Task to carry out ->
Reproduce every record below exactly as it appears.

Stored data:

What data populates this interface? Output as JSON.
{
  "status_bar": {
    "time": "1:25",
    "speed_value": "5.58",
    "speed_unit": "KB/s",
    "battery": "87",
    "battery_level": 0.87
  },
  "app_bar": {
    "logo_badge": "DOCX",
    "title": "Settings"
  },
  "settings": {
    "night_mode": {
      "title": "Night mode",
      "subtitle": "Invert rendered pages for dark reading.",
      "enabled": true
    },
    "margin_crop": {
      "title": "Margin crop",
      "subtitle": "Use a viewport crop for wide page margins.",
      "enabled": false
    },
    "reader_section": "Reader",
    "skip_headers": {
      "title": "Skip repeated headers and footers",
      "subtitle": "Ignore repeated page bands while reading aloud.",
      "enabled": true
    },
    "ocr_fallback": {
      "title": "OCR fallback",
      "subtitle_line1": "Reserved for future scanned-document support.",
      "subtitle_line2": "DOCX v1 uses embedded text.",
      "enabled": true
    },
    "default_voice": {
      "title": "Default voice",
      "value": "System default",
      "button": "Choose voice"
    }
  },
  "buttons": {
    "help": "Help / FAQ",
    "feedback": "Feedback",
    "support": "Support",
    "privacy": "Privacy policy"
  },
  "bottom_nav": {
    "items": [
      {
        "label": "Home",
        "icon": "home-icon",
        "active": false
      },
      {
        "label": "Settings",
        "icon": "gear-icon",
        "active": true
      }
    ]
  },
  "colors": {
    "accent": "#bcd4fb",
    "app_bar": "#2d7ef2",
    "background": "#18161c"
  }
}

Reply ->
What data populates this interface? Output as JSON.
{
  "status_bar": {
    "time": "1:25",
    "speed_value": "5.58",
    "speed_unit": "KB/s",
    "battery": "87",
    "battery_level": 0.87
  },
  "app_bar": {
    "logo_badge": "DOCX",
    "title": "Settings"
  },
  "settings": {
    "night_mode": {
      "title": "Night mode",
      "subtitle": "Invert rendered pages for dark reading.",
      "enabled": true
    },
    "margin_crop": {
      "title": "Margin crop",
      "subtitle": "Use a viewport crop for wide page margins.",
      "enabled": false
    },
    "reader_section": "Reader",
    "skip_headers": {
      "title": "Skip repeated headers and footers",
      "subtitle": "Ignore repeated page bands while reading aloud.",
      "enabled": true
    },
    "ocr_fallback": {
      "title": "OCR fallback",
      "subtitle_line1": "Reserved for future scanned-document support.",
      "subtitle_line2": "DOCX v1 uses embedded text.",
      "enabled": true
    },
    "default_voice": {
      "title": "Default voice",
      "value": "System default",
      "button": "Choose voice"
    }
  },
  "buttons": {
    "help": "Help / FAQ",
    "feedback": "Feedback",
    "support": "Support",
    "privacy": "Privacy policy"
  },
  "bottom_nav": {
    "items": [
      {
        "label": "Home",
        "icon": "home-icon",
        "active": false
      },
      {
        "label": "Settings",
        "icon": "gear-icon",
        "active": true
      }
    ]
  },
  "colors": {
    "accent": "#bcd4fb",
    "app_bar": "#2d7ef2",
    "background": "#18161c"
  }
}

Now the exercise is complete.